-- BEGIN PROVIDED DATA --

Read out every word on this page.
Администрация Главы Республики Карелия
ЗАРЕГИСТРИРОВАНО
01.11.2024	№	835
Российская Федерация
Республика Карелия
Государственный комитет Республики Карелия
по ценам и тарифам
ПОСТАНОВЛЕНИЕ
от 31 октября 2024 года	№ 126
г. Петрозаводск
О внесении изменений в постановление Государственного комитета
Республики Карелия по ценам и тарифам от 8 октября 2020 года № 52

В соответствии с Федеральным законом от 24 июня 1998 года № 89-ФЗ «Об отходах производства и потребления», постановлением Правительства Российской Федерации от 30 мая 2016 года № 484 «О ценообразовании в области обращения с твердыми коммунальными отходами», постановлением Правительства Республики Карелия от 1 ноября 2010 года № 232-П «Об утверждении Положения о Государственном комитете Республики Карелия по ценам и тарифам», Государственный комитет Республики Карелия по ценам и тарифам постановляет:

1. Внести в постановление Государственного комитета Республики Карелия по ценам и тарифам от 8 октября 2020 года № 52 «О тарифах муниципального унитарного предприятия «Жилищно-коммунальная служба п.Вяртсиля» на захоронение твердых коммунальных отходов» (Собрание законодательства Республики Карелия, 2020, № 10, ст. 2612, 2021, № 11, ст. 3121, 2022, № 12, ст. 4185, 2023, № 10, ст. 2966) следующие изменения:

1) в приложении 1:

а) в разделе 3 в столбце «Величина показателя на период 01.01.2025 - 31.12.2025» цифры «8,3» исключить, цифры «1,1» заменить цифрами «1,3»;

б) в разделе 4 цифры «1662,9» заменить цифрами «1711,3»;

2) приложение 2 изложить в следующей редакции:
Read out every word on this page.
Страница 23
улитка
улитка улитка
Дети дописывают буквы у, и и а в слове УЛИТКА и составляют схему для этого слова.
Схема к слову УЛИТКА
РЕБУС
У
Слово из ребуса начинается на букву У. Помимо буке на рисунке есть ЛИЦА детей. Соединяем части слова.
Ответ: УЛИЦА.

-- END PROVIDED DATA --

=== WHAT YOU SHOULD DO ===
Go over the records above line by line and count those holding the word "заменить". Reply only with the number.

=== TASK RESPONSE ===
2